[start Given information]

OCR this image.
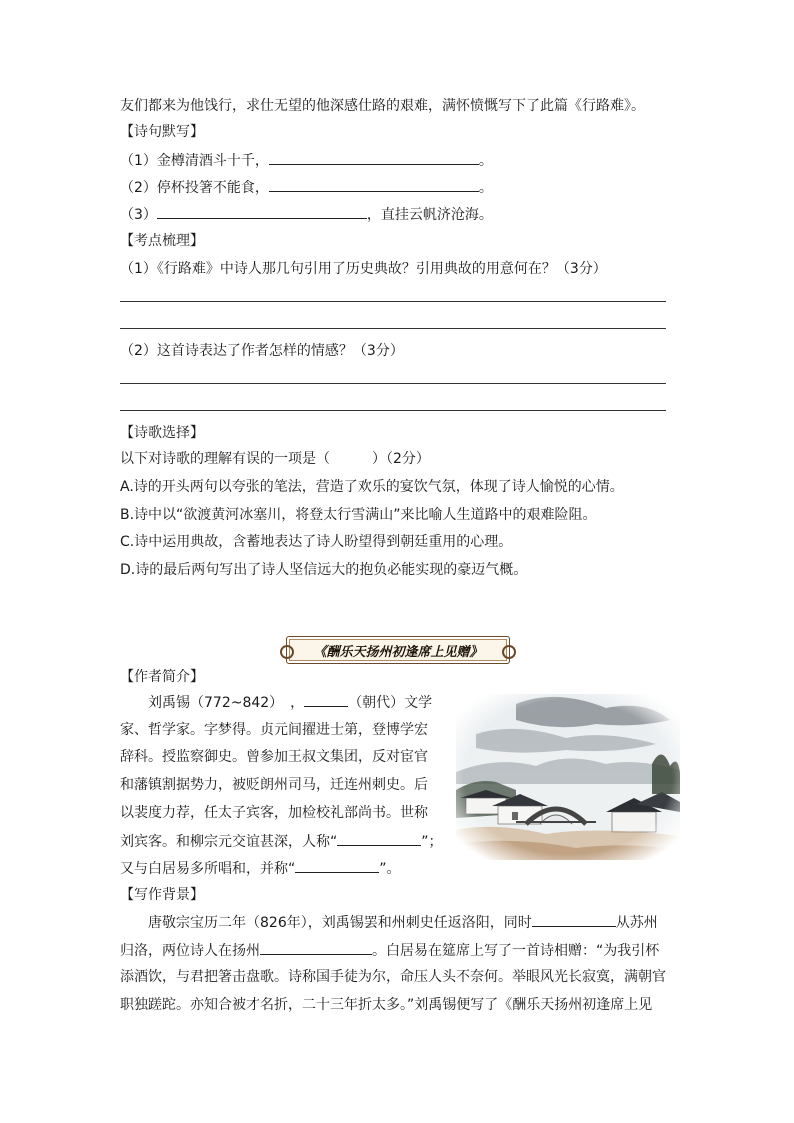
友们都来为他饯行，求仕无望的他深感仕路的艰难，满怀愤慨写下了此篇《行路难》。
【诗句默写】
（1）金樽清酒斗十千，	。
（2）停杯投箸不能食，	。
（3）	，直挂云帆济沧海。
【考点梳理】
（1）《行路难》中诗人那几句引用了历史典故？引用典故的用意何在？（3分）
（2）这首诗表达了作者怎样的情感？（3分）
【诗歌选择】
以下对诗歌的理解有误的一项是（　　　）（2分）
A.诗的开头两句以夸张的笔法，营造了欢乐的宴饮气氛，体现了诗人愉悦的心情。
B.诗中以“欲渡黄河冰塞川，将登太行雪满山”来比喻人生道路中的艰难险阻。
C.诗中运用典故，含蓄地表达了诗人盼望得到朝廷重用的心理。
D.诗的最后两句写出了诗人坚信远大的抱负必能实现的豪迈气概。
《酬乐天扬州初逢席上见赠》
【作者简介】
刘禹锡（772~842）　，	（朝代）文学
家、哲学家。字梦得。贞元间擢进士第，登博学宏
辞科。授监察御史。曾参加王叔文集团，反对宦官
和藩镇割据势力，被贬朗州司马，迁连州刺史。后
以裴度力荐，任太子宾客，加检校礼部尚书。世称
刘宾客。和柳宗元交谊甚深，人称“	”；
又与白居易多所唱和，并称“	”。
【写作背景】
唐敬宗宝历二年（826年），刘禹锡罢和州刺史任返洛阳，同时	从苏州
归洛，两位诗人在扬州	。白居易在筵席上写了一首诗相赠：“为我引杯
添酒饮，与君把箸击盘歌。诗称国手徒为尔，命压人头不奈何。举眼风光长寂寞，满朝官
职独蹉跎。亦知合被才名折，二十三年折太多。”刘禹锡便写了《酬乐天扬州初逢席上见
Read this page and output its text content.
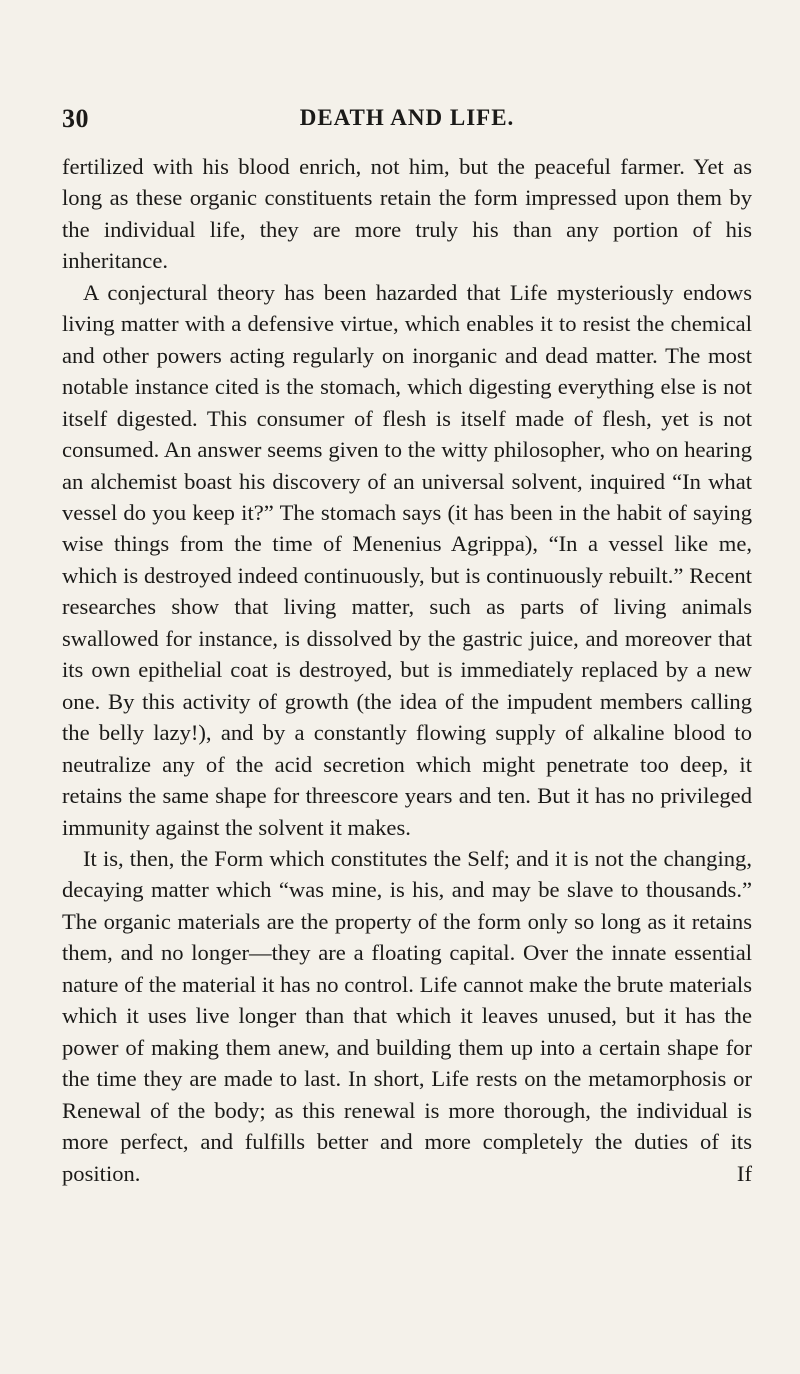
30	DEATH AND LIFE.

fertilized with his blood enrich, not him, but the peaceful farmer. Yet as long as these organic constituents retain the form impressed upon them by the individual life, they are more truly his than any portion of his inheritance.

A conjectural theory has been hazarded that Life mysteriously endows living matter with a defensive virtue, which enables it to resist the chemical and other powers acting regularly on inorganic and dead matter. The most notable instance cited is the stomach, which digesting everything else is not itself digested. This consumer of flesh is itself made of flesh, yet is not consumed. An answer seems given to the witty philosopher, who on hearing an alchemist boast his discovery of an universal solvent, inquired “In what vessel do you keep it?” The stomach says (it has been in the habit of saying wise things from the time of Menenius Agrippa), “In a vessel like me, which is destroyed indeed continuously, but is continuously rebuilt.” Recent researches show that living matter, such as parts of living animals swallowed for instance, is dissolved by the gastric juice, and moreover that its own epithelial coat is destroyed, but is immediately replaced by a new one. By this activity of growth (the idea of the impudent members calling the belly lazy!), and by a constantly flowing supply of alkaline blood to neutralize any of the acid secretion which might penetrate too deep, it retains the same shape for threescore years and ten. But it has no privileged immunity against the solvent it makes.

It is, then, the Form which constitutes the Self; and it is not the changing, decaying matter which “was mine, is his, and may be slave to thousands.” The organic materials are the property of the form only so long as it retains them, and no longer—they are a floating capital. Over the innate essential nature of the material it has no control. Life cannot make the brute materials which it uses live longer than that which it leaves unused, but it has the power of making them anew, and building them up into a certain shape for the time they are made to last. In short, Life rests on the metamorphosis or Renewal of the body; as this renewal is more thorough, the individual is more perfect, and fulfills better and more completely the duties of its position. If
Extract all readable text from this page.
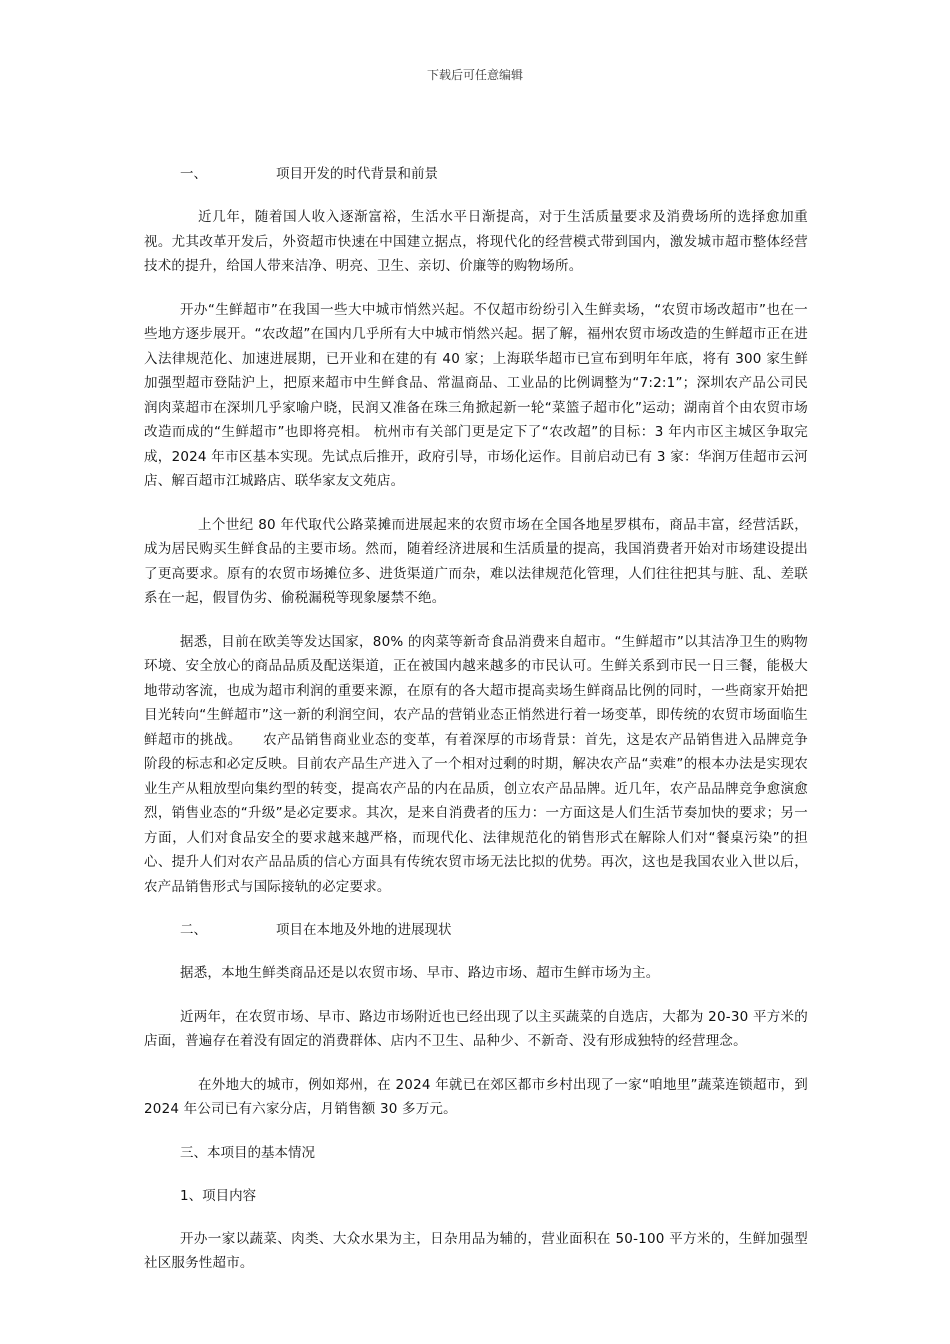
下载后可任意编辑
一、	项目开发的时代背景和前景

近几年，随着国人收入逐渐富裕，生活水平日渐提高，对于生活质量要求及消费场所的选择愈加重视。尤其改革开发后，外资超市快速在中国建立据点，将现代化的经营模式带到国内，激发城市超市整体经营技术的提升，给国人带来洁净、明亮、卫生、亲切、价廉等的购物场所。

开办“生鲜超市”在我国一些大中城市悄然兴起。不仅超市纷纷引入生鲜卖场，“农贸市场改超市”也在一些地方逐步展开。“农改超”在国内几乎所有大中城市悄然兴起。据了解，福州农贸市场改造的生鲜超市正在进入法律规范化、加速进展期，已开业和在建的有 40 家；上海联华超市已宣布到明年年底，将有 300 家生鲜加强型超市登陆沪上，把原来超市中生鲜食品、常温商品、工业品的比例调整为“7:2:1”；深圳农产品公司民润肉菜超市在深圳几乎家喻户晓，民润又准备在珠三角掀起新一轮“菜篮子超市化”运动；湖南首个由农贸市场改造而成的“生鲜超市”也即将亮相。 杭州市有关部门更是定下了“农改超”的目标：3 年内市区主城区争取完成，2024 年市区基本实现。先试点后推开，政府引导，市场化运作。目前启动已有 3 家：华润万佳超市云河店、解百超市江城路店、联华家友文苑店。

上个世纪 80 年代取代公路菜摊而进展起来的农贸市场在全国各地星罗棋布，商品丰富，经营活跃，成为居民购买生鲜食品的主要市场。然而，随着经济进展和生活质量的提高，我国消费者开始对市场建设提出了更高要求。原有的农贸市场摊位多、进货渠道广而杂，难以法律规范化管理，人们往往把其与脏、乱、差联系在一起，假冒伪劣、偷税漏税等现象屡禁不绝。

据悉，目前在欧美等发达国家，80% 的肉菜等新奇食品消费来自超市。“生鲜超市”以其洁净卫生的购物环境、安全放心的商品品质及配送渠道，正在被国内越来越多的市民认可。生鲜关系到市民一日三餐，能极大地带动客流，也成为超市利润的重要来源，在原有的各大超市提高卖场生鲜商品比例的同时，一些商家开始把目光转向“生鲜超市”这一新的利润空间，农产品的营销业态正悄然进行着一场变革，即传统的农贸市场面临生鲜超市的挑战。　　农产品销售商业业态的变革，有着深厚的市场背景：首先，这是农产品销售进入品牌竞争阶段的标志和必定反映。目前农产品生产进入了一个相对过剩的时期，解决农产品“卖难”的根本办法是实现农业生产从粗放型向集约型的转变，提高农产品的内在品质，创立农产品品牌。近几年，农产品品牌竞争愈演愈烈，销售业态的“升级”是必定要求。其次，是来自消费者的压力：一方面这是人们生活节奏加快的要求；另一方面，人们对食品安全的要求越来越严格，而现代化、法律规范化的销售形式在解除人们对“餐桌污染”的担心、提升人们对农产品品质的信心方面具有传统农贸市场无法比拟的优势。再次，这也是我国农业入世以后，农产品销售形式与国际接轨的必定要求。

二、	项目在本地及外地的进展现状

据悉，本地生鲜类商品还是以农贸市场、早市、路边市场、超市生鲜市场为主。

近两年，在农贸市场、早市、路边市场附近也已经出现了以主买蔬菜的自选店，大都为 20-30 平方米的店面，普遍存在着没有固定的消费群体、店内不卫生、品种少、不新奇、没有形成独特的经营理念。

在外地大的城市，例如郑州，在 2024 年就已在郊区都市乡村出现了一家“咱地里”蔬菜连锁超市，到 2024 年公司已有六家分店，月销售额 30 多万元。

三、本项目的基本情况
1、项目内容

开办一家以蔬菜、肉类、大众水果为主，日杂用品为辅的，营业面积在 50-100 平方米的，生鲜加强型社区服务性超市。
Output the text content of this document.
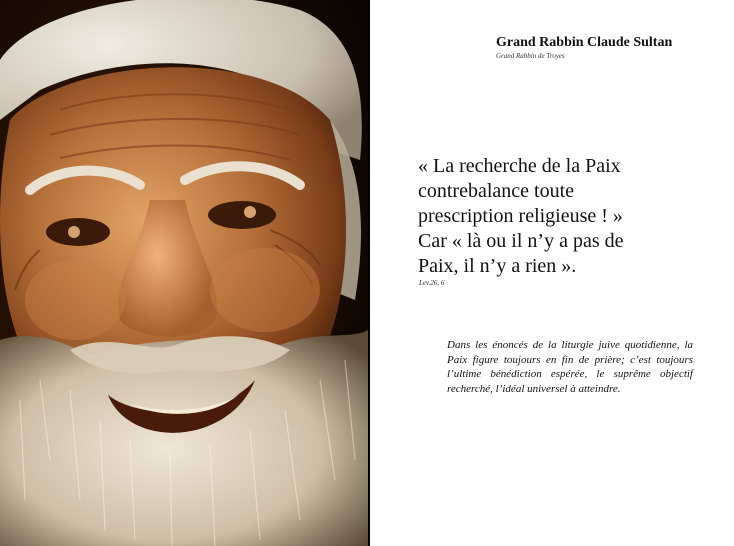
Grand Rabbin Claude Sultan
Grand Rabbin de Troyes
« La recherche de la Paix
contrebalance toute
prescription religieuse ! »
Car « là ou il n’y a pas de
Paix, il n’y a rien ».
Lev.26, 6
Dans les énoncés de la liturgie juive quotidienne, la Paix figure toujours en fin de prière; c’est toujours l’ultime bénédiction espérée, le suprême objectif recherché, l’idéal universel à atteindre.
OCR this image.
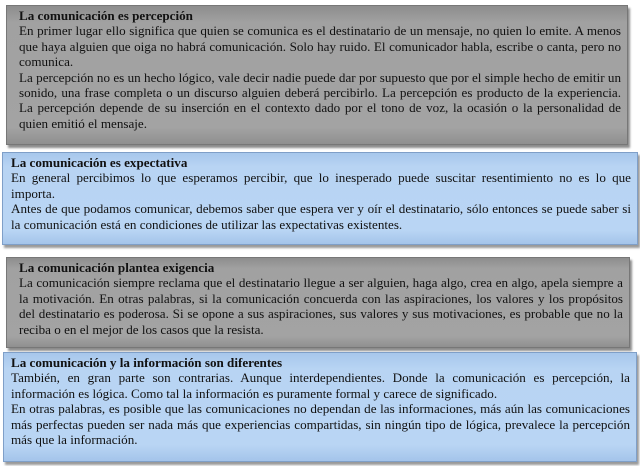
La comunicación es percepción

En primer lugar ello significa que quien se comunica es el destinatario de un mensaje, no quien lo emite. A menos que haya alguien que oiga no habrá comunicación. Solo hay ruido. El comunicador habla, escribe o canta, pero no comunica.

La percepción no es un hecho lógico, vale decir nadie puede dar por supuesto que por el simple hecho de emitir un sonido, una frase completa o un discurso alguien deberá percibirlo. La percepción es producto de la experiencia. La percepción depende de su inserción en el contexto dado por el tono de voz, la ocasión o la personalidad de quien emitió el mensaje.

La comunicación es expectativa

En general percibimos lo que esperamos percibir, que lo inesperado puede suscitar resentimiento no es lo que importa.

Antes de que podamos comunicar, debemos saber que espera ver y oír el destinatario, sólo entonces se puede saber si la comunicación está en condiciones de utilizar las expectativas existentes.

La comunicación plantea exigencia

La comunicación siempre reclama que el destinatario llegue a ser alguien, haga algo, crea en algo, apela siempre a la motivación. En otras palabras, si la comunicación concuerda con las aspiraciones, los valores y los propósitos del destinatario es poderosa. Si se opone a sus aspiraciones, sus valores y sus motivaciones, es probable que no la reciba o en el mejor de los casos que la resista.

La comunicación y la información son diferentes

También, en gran parte son contrarias. Aunque interdependientes. Donde la comunicación es percepción, la información es lógica. Como tal la información es puramente formal y carece de significado.

En otras palabras, es posible que las comunicaciones no dependan de las informaciones, más aún las comunicaciones más perfectas pueden ser nada más que experiencias compartidas, sin ningún tipo de lógica, prevalece la percepción más que la información.
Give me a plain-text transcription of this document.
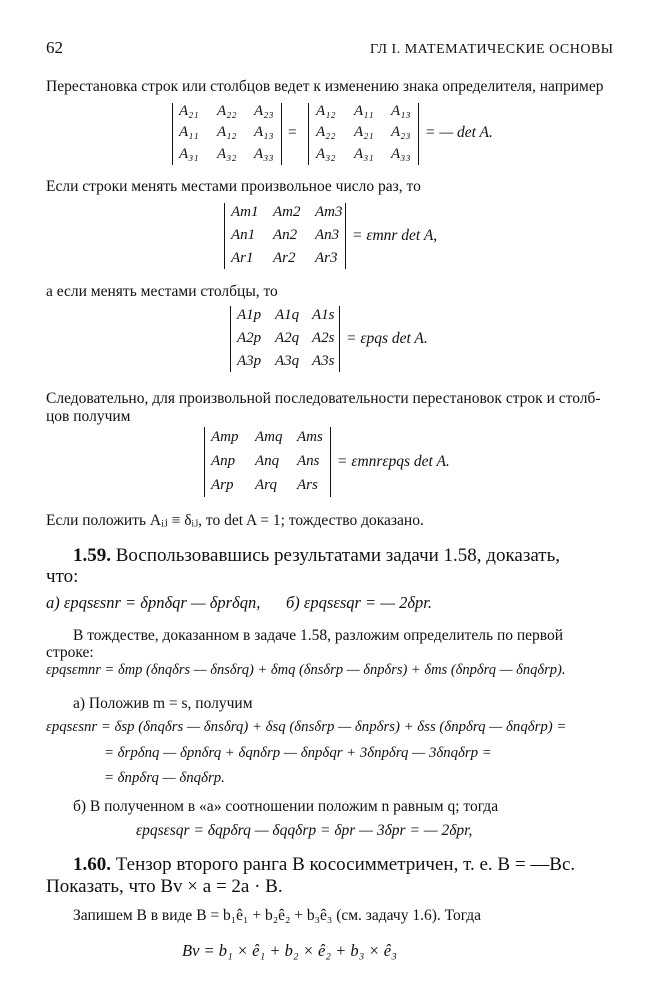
62	ГЛ І. МАТЕМАТИЧЕСКИЕ ОСНОВЫ
Перестановка строк или столбцов ведет к изменению знака определителя, например
A₂₁ A₂₂ A₂₃
A₁₁ A₁₂ A₁₃
A₃₁ A₃₂ A₃₃
=
A₁₂ A₁₁ A₁₃
A₂₂ A₂₁ A₂₃
A₃₂ A₃₁ A₃₃
= — det A.
Если строки менять местами произвольное число раз, то
Am1 Am2 Am3
An1 An2 An3
Ar1 Ar2 Ar3
= εmnr det A,
а если менять местами столбцы, то
A1p A1q A1s
A2p A2q A2s
A3p A3q A3s
= εpqs det A.
Следовательно, для произвольной последовательности перестановок строк и столб-
цов получим
Amp Amq Ams
Anp Anq Ans
Arp Arq Ars
= εmnrεpqs det A.
Если положить Aᵢⱼ ≡ δᵢⱼ, то det A = 1; тождество доказано.
1.59. Воспользовавшись результатами задачи 1.58, доказать,
что:
а) εpqsεsnr = δpnδqr — δprδqn, б) εpqsεsqr = — 2δpr.
В тождестве, доказанном в задаче 1.58, разложим определитель по первой
строке:
εpqsεmnr = δmp (δnqδrs — δnsδrq) + δmq (δnsδrp — δnpδrs) + δms (δnpδrq — δnqδrp).
а) Положив m = s, получим
εpqsεsnr = δsp (δnqδrs — δnsδrq) + δsq (δnsδrp — δnpδrs) + δss (δnpδrq — δnqδrp) =
= δrpδnq — δpnδrq + δqnδrp — δnpδqr + 3δnpδrq — 3δnqδrp =
= δnpδrq — δnqδrp.
б) В полученном в «а» соотношении положим n равным q; тогда
εpqsεsqr = δqpδrq — δqqδrp = δpr — 3δpr = — 2δpr,
1.60. Тензор второго ранга B кососимметричен, т. е. B = —Bc.
Показать, что Bv × a = 2a · B.
Запишем B в виде B = b₁ê₁ + b₂ê₂ + b₃ê₃ (см. задачу 1.6). Тогда
Bv = b₁ × ê₁ + b₂ × ê₂ + b₃ × ê₃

[end Given information]

Task details: Pull every line containing the word "εpqsεsqr" out of the entries above.

Response to the exercise:
а) εpqsεsnr = δpnδqr — δprδqn, б) εpqsεsqr = — 2δpr.
εpqsεsqr = δqpδrq — δqqδrp = δpr — 3δpr = — 2δpr,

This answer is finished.